◆ DIRECTIONS ◆
Transcribe each line of the material as it is, and drop any picture.

◆ STORED RECORDS ◆
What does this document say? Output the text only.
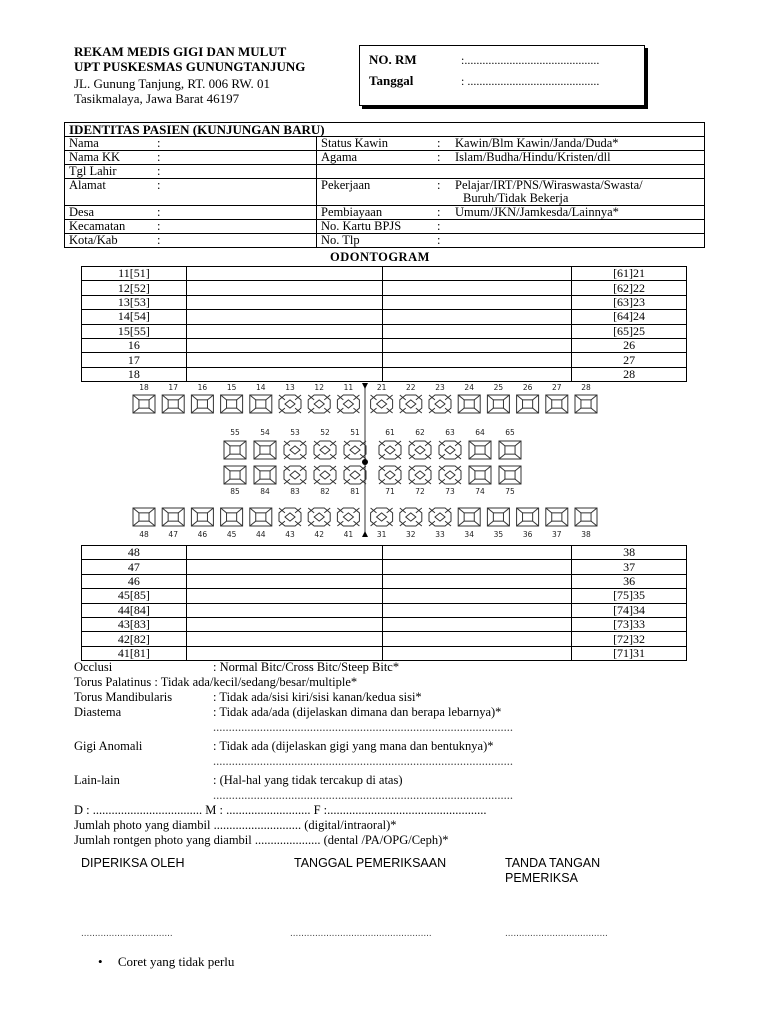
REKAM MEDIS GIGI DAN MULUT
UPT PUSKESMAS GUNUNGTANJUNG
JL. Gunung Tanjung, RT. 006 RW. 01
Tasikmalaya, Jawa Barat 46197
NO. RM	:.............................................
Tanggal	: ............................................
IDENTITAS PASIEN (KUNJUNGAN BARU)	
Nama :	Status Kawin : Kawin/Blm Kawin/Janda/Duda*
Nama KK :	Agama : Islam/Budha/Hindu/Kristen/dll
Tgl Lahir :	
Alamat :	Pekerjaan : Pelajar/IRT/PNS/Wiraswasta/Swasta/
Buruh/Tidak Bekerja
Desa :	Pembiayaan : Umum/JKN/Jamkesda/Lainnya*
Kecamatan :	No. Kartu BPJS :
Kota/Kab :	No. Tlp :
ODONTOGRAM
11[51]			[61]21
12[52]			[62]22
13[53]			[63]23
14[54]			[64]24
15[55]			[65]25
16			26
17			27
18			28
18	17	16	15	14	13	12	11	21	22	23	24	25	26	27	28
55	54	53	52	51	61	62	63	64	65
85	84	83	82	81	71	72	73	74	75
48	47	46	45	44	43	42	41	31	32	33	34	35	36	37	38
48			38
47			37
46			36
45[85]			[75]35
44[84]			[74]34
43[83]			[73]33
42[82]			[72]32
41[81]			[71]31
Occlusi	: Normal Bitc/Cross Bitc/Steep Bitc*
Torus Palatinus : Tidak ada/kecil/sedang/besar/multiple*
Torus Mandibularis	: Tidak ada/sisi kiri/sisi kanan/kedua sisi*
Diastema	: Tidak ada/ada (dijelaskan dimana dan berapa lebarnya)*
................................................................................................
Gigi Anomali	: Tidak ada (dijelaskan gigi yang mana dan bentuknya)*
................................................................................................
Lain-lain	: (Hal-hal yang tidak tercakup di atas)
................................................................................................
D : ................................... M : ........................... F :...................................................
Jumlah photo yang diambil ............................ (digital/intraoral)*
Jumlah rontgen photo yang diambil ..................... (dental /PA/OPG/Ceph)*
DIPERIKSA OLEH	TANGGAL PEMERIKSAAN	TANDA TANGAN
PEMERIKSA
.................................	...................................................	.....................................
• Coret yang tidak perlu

◆ SOLUTION BELOW ◆
What does this document say? Output the text only.
REKAM MEDIS GIGI DAN MULUT
UPT PUSKESMAS GUNUNGTANJUNG
JL. Gunung Tanjung, RT. 006 RW. 01
Tasikmalaya, Jawa Barat 46197
NO. RM	:.............................................
Tanggal	: ............................................
IDENTITAS PASIEN (KUNJUNGAN BARU)	
Nama :	Status Kawin : Kawin/Blm Kawin/Janda/Duda*
Nama KK :	Agama : Islam/Budha/Hindu/Kristen/dll
Tgl Lahir :	
Alamat :	Pekerjaan : Pelajar/IRT/PNS/Wiraswasta/Swasta/
Buruh/Tidak Bekerja
Desa :	Pembiayaan : Umum/JKN/Jamkesda/Lainnya*
Kecamatan :	No. Kartu BPJS :
Kota/Kab :	No. Tlp :
ODONTOGRAM
11[51]			[61]21
12[52]			[62]22
13[53]			[63]23
14[54]			[64]24
15[55]			[65]25
16			26
17			27
18			28
18	17	16	15	14	13	12	11	21	22	23	24	25	26	27	28
55	54	53	52	51	61	62	63	64	65
85	84	83	82	81	71	72	73	74	75
48	47	46	45	44	43	42	41	31	32	33	34	35	36	37	38
48			38
47			37
46			36
45[85]			[75]35
44[84]			[74]34
43[83]			[73]33
42[82]			[72]32
41[81]			[71]31
Occlusi	: Normal Bitc/Cross Bitc/Steep Bitc*
Torus Palatinus : Tidak ada/kecil/sedang/besar/multiple*
Torus Mandibularis	: Tidak ada/sisi kiri/sisi kanan/kedua sisi*
Diastema	: Tidak ada/ada (dijelaskan dimana dan berapa lebarnya)*
................................................................................................
Gigi Anomali	: Tidak ada (dijelaskan gigi yang mana dan bentuknya)*
................................................................................................
Lain-lain	: (Hal-hal yang tidak tercakup di atas)
................................................................................................
D : ................................... M : ........................... F :...................................................
Jumlah photo yang diambil ............................ (digital/intraoral)*
Jumlah rontgen photo yang diambil ..................... (dental /PA/OPG/Ceph)*
DIPERIKSA OLEH	TANGGAL PEMERIKSAAN	TANDA TANGAN
PEMERIKSA
.................................	...................................................	.....................................
• Coret yang tidak perlu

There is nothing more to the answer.